───── Task inputs ─────

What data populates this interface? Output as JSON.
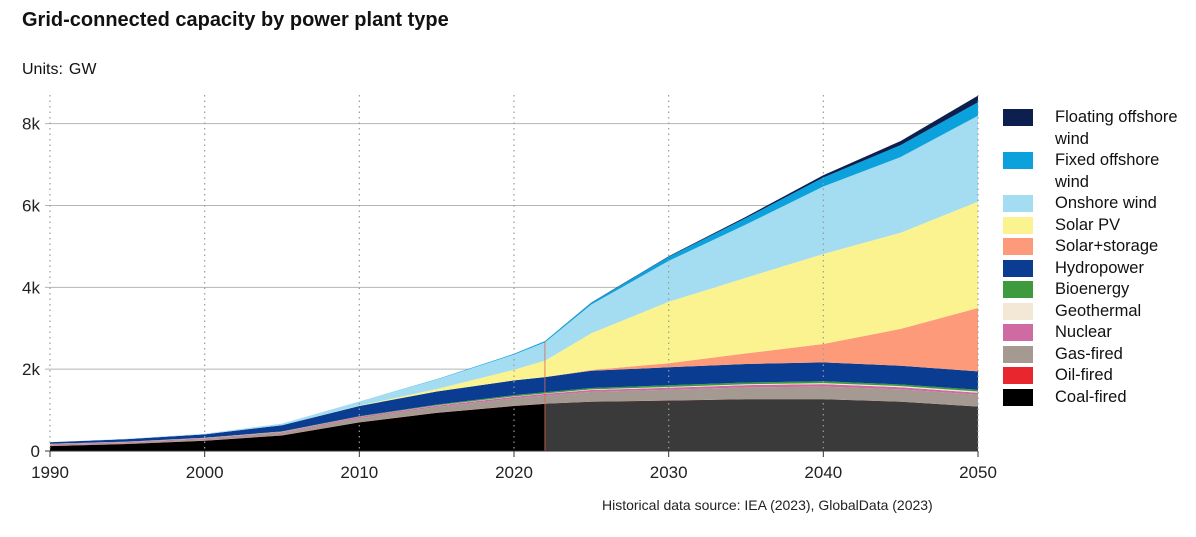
{
  "title": "Grid-connected capacity by power plant type",
  "units_label": "Units:",
  "units_value": "GW",
  "source": "Historical data source: IEA (2023), GlobalData (2023)",
  "legend": [
    {
      "label": "Floating offshore wind",
      "color": "#0d1f4f"
    },
    {
      "label": "Fixed offshore wind",
      "color": "#0aa1dd"
    },
    {
      "label": "Onshore wind",
      "color": "#a4dcf1"
    },
    {
      "label": "Solar PV",
      "color": "#fbf38f"
    },
    {
      "label": "Solar+storage",
      "color": "#fd9a7a"
    },
    {
      "label": "Hydropower",
      "color": "#0a3d91"
    },
    {
      "label": "Bioenergy",
      "color": "#3d9a3d"
    },
    {
      "label": "Geothermal",
      "color": "#f3e7d6"
    },
    {
      "label": "Nuclear",
      "color": "#cf6aa2"
    },
    {
      "label": "Gas-fired",
      "color": "#a49a92"
    },
    {
      "label": "Oil-fired",
      "color": "#e8262d"
    },
    {
      "label": "Coal-fired",
      "color": "#000000"
    }
  ],
  "chart_data": {
    "type": "area",
    "stacked": true,
    "x": [
      1990,
      1995,
      2000,
      2005,
      2010,
      2015,
      2020,
      2022,
      2025,
      2030,
      2035,
      2040,
      2045,
      2050
    ],
    "xticks": [
      "1990",
      "2000",
      "2010",
      "2020",
      "2030",
      "2040",
      "2050"
    ],
    "yticks": [
      "0",
      "2k",
      "4k",
      "6k",
      "8k"
    ],
    "ylim": [
      0,
      8700
    ],
    "xlim": [
      1990,
      2050
    ],
    "historical_until": 2022,
    "projection_shading": "darker after 2022",
    "grid": "horizontal solid gridlines; vertical dotted gridlines every 10 years",
    "legend_position": "right",
    "series": [
      {
        "name": "Coal-fired",
        "values": [
          120,
          170,
          250,
          380,
          700,
          930,
          1100,
          1150,
          1200,
          1230,
          1260,
          1260,
          1200,
          1080
        ]
      },
      {
        "name": "Oil-fired",
        "values": [
          5,
          5,
          5,
          5,
          5,
          5,
          5,
          5,
          5,
          5,
          5,
          5,
          5,
          5
        ]
      },
      {
        "name": "Gas-fired",
        "values": [
          20,
          25,
          40,
          60,
          100,
          140,
          180,
          200,
          240,
          260,
          290,
          310,
          300,
          290
        ]
      },
      {
        "name": "Nuclear",
        "values": [
          20,
          20,
          20,
          20,
          30,
          35,
          40,
          40,
          45,
          50,
          55,
          60,
          55,
          50
        ]
      },
      {
        "name": "Geothermal",
        "values": [
          5,
          5,
          5,
          5,
          5,
          5,
          10,
          10,
          15,
          20,
          20,
          25,
          25,
          30
        ]
      },
      {
        "name": "Bioenergy",
        "values": [
          5,
          5,
          5,
          10,
          10,
          20,
          30,
          30,
          35,
          40,
          45,
          45,
          40,
          40
        ]
      },
      {
        "name": "Hydropower",
        "values": [
          40,
          60,
          80,
          150,
          250,
          320,
          360,
          370,
          420,
          440,
          450,
          460,
          460,
          450
        ]
      },
      {
        "name": "Solar+storage",
        "values": [
          0,
          0,
          0,
          0,
          0,
          0,
          0,
          0,
          20,
          100,
          260,
          450,
          900,
          1550
        ]
      },
      {
        "name": "Solar PV",
        "values": [
          0,
          0,
          0,
          0,
          10,
          60,
          260,
          400,
          900,
          1500,
          1850,
          2200,
          2350,
          2600
        ]
      },
      {
        "name": "Onshore wind",
        "values": [
          0,
          10,
          15,
          40,
          100,
          230,
          370,
          450,
          700,
          1000,
          1300,
          1650,
          1850,
          2100
        ]
      },
      {
        "name": "Fixed offshore wind",
        "values": [
          0,
          0,
          0,
          0,
          0,
          10,
          20,
          30,
          45,
          100,
          160,
          220,
          290,
          330
        ]
      },
      {
        "name": "Floating offshore wind",
        "values": [
          0,
          0,
          0,
          0,
          0,
          0,
          0,
          0,
          5,
          15,
          30,
          55,
          100,
          160
        ]
      }
    ]
  }
}
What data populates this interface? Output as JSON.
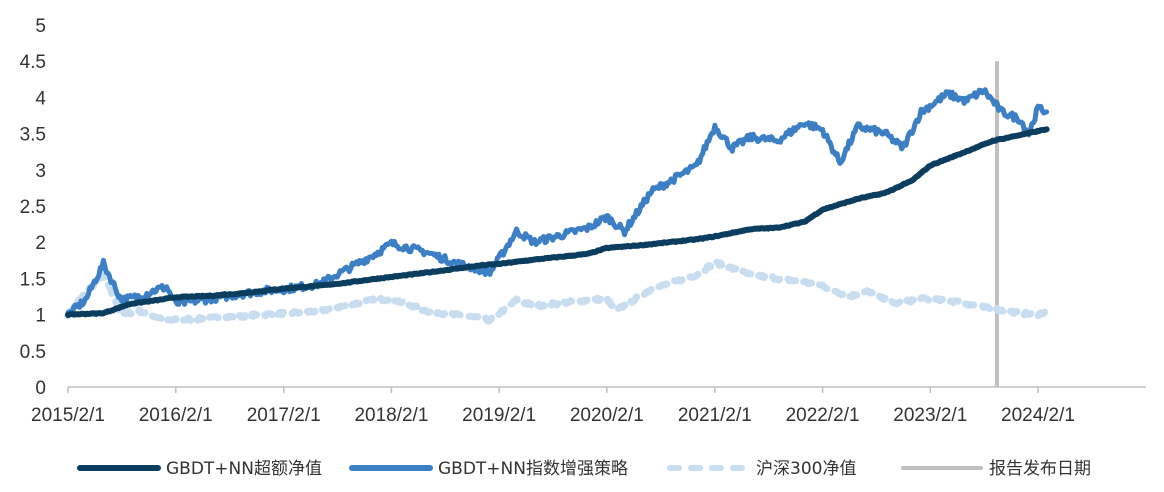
{
  "chart_data": {
    "type": "line",
    "ylim": [
      0,
      5
    ],
    "y_ticks": [
      "0",
      "0.5",
      "1",
      "1.5",
      "2",
      "2.5",
      "3",
      "3.5",
      "4",
      "4.5",
      "5"
    ],
    "x_ticks": [
      "2015/2/1",
      "2016/2/1",
      "2017/2/1",
      "2018/2/1",
      "2019/2/1",
      "2020/2/1",
      "2021/2/1",
      "2022/2/1",
      "2023/2/1",
      "2024/2/1"
    ],
    "xlim": [
      "2015-02-01",
      "2025-02-01"
    ],
    "grid": false,
    "legend_position": "bottom",
    "series": [
      {
        "name": "GBDT+NN超额净值",
        "color": "#0b3d5e",
        "style": "solid",
        "points": [
          [
            "2015-02-01",
            1.0
          ],
          [
            "2015-06-01",
            1.02
          ],
          [
            "2015-09-01",
            1.15
          ],
          [
            "2015-12-01",
            1.2
          ],
          [
            "2016-02-01",
            1.24
          ],
          [
            "2016-06-01",
            1.26
          ],
          [
            "2016-09-01",
            1.29
          ],
          [
            "2016-12-01",
            1.33
          ],
          [
            "2017-02-01",
            1.36
          ],
          [
            "2017-06-01",
            1.4
          ],
          [
            "2017-09-01",
            1.44
          ],
          [
            "2017-12-01",
            1.49
          ],
          [
            "2018-02-01",
            1.52
          ],
          [
            "2018-06-01",
            1.58
          ],
          [
            "2018-09-01",
            1.63
          ],
          [
            "2018-12-01",
            1.68
          ],
          [
            "2019-02-01",
            1.7
          ],
          [
            "2019-06-01",
            1.76
          ],
          [
            "2019-09-01",
            1.8
          ],
          [
            "2019-12-01",
            1.84
          ],
          [
            "2020-02-01",
            1.92
          ],
          [
            "2020-06-01",
            1.96
          ],
          [
            "2020-09-01",
            2.0
          ],
          [
            "2020-12-01",
            2.04
          ],
          [
            "2021-02-01",
            2.08
          ],
          [
            "2021-06-01",
            2.18
          ],
          [
            "2021-09-01",
            2.2
          ],
          [
            "2021-12-01",
            2.28
          ],
          [
            "2022-02-01",
            2.45
          ],
          [
            "2022-06-01",
            2.6
          ],
          [
            "2022-09-01",
            2.68
          ],
          [
            "2022-12-01",
            2.85
          ],
          [
            "2023-02-01",
            3.06
          ],
          [
            "2023-06-01",
            3.25
          ],
          [
            "2023-09-01",
            3.4
          ],
          [
            "2023-12-01",
            3.48
          ],
          [
            "2024-03-01",
            3.56
          ]
        ]
      },
      {
        "name": "GBDT+NN指数增强策略",
        "color": "#3d7fc4",
        "style": "solid",
        "points": [
          [
            "2015-02-01",
            1.0
          ],
          [
            "2015-04-01",
            1.2
          ],
          [
            "2015-06-01",
            1.7
          ],
          [
            "2015-08-01",
            1.2
          ],
          [
            "2015-10-01",
            1.25
          ],
          [
            "2015-12-01",
            1.35
          ],
          [
            "2016-01-01",
            1.38
          ],
          [
            "2016-02-01",
            1.15
          ],
          [
            "2016-06-01",
            1.22
          ],
          [
            "2016-09-01",
            1.28
          ],
          [
            "2016-12-01",
            1.33
          ],
          [
            "2017-02-01",
            1.35
          ],
          [
            "2017-06-01",
            1.42
          ],
          [
            "2017-09-01",
            1.62
          ],
          [
            "2017-12-01",
            1.82
          ],
          [
            "2018-02-01",
            1.98
          ],
          [
            "2018-06-01",
            1.86
          ],
          [
            "2018-09-01",
            1.72
          ],
          [
            "2018-12-01",
            1.62
          ],
          [
            "2019-01-01",
            1.58
          ],
          [
            "2019-04-01",
            2.15
          ],
          [
            "2019-06-01",
            2.0
          ],
          [
            "2019-09-01",
            2.1
          ],
          [
            "2019-12-01",
            2.2
          ],
          [
            "2020-02-01",
            2.35
          ],
          [
            "2020-04-01",
            2.15
          ],
          [
            "2020-07-01",
            2.7
          ],
          [
            "2020-12-01",
            3.05
          ],
          [
            "2021-02-01",
            3.6
          ],
          [
            "2021-04-01",
            3.3
          ],
          [
            "2021-06-01",
            3.45
          ],
          [
            "2021-09-01",
            3.4
          ],
          [
            "2021-12-01",
            3.65
          ],
          [
            "2022-02-01",
            3.55
          ],
          [
            "2022-04-01",
            3.1
          ],
          [
            "2022-06-01",
            3.6
          ],
          [
            "2022-09-01",
            3.5
          ],
          [
            "2022-11-01",
            3.3
          ],
          [
            "2023-01-01",
            3.8
          ],
          [
            "2023-04-01",
            4.05
          ],
          [
            "2023-06-01",
            3.95
          ],
          [
            "2023-08-01",
            4.1
          ],
          [
            "2023-10-01",
            3.8
          ],
          [
            "2023-12-01",
            3.7
          ],
          [
            "2024-01-01",
            3.5
          ],
          [
            "2024-02-01",
            3.85
          ],
          [
            "2024-03-01",
            3.8
          ]
        ]
      },
      {
        "name": "沪深300净值",
        "color": "#c9ddf0",
        "style": "dotted",
        "points": [
          [
            "2015-02-01",
            1.0
          ],
          [
            "2015-04-01",
            1.3
          ],
          [
            "2015-06-01",
            1.55
          ],
          [
            "2015-08-01",
            1.0
          ],
          [
            "2015-10-01",
            1.05
          ],
          [
            "2016-01-01",
            0.92
          ],
          [
            "2016-06-01",
            0.95
          ],
          [
            "2016-12-01",
            1.0
          ],
          [
            "2017-06-01",
            1.05
          ],
          [
            "2017-12-01",
            1.2
          ],
          [
            "2018-02-01",
            1.22
          ],
          [
            "2018-06-01",
            1.05
          ],
          [
            "2018-12-01",
            0.95
          ],
          [
            "2019-01-01",
            0.92
          ],
          [
            "2019-04-01",
            1.2
          ],
          [
            "2019-06-01",
            1.12
          ],
          [
            "2019-12-01",
            1.2
          ],
          [
            "2020-02-01",
            1.22
          ],
          [
            "2020-03-01",
            1.05
          ],
          [
            "2020-07-01",
            1.35
          ],
          [
            "2020-12-01",
            1.55
          ],
          [
            "2021-02-01",
            1.72
          ],
          [
            "2021-06-01",
            1.55
          ],
          [
            "2021-12-01",
            1.45
          ],
          [
            "2022-02-01",
            1.4
          ],
          [
            "2022-05-01",
            1.25
          ],
          [
            "2022-07-01",
            1.32
          ],
          [
            "2022-10-01",
            1.15
          ],
          [
            "2023-01-01",
            1.22
          ],
          [
            "2023-05-01",
            1.18
          ],
          [
            "2023-08-01",
            1.1
          ],
          [
            "2023-12-01",
            1.02
          ],
          [
            "2024-02-01",
            1.0
          ],
          [
            "2024-03-01",
            1.05
          ]
        ]
      }
    ],
    "report_date": {
      "name": "报告发布日期",
      "color": "#c0c0c0",
      "date": "2023-09-15",
      "y_top": 4.5
    }
  }
}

─────

### Requirement
Search the data above for the word "offshore", then gather each line in which it appears.

### Written answer
      "label": "Floating offshore wind",
      "label": "Fixed offshore wind",
        "name": "Fixed offshore wind",
        "name": "Floating offshore wind",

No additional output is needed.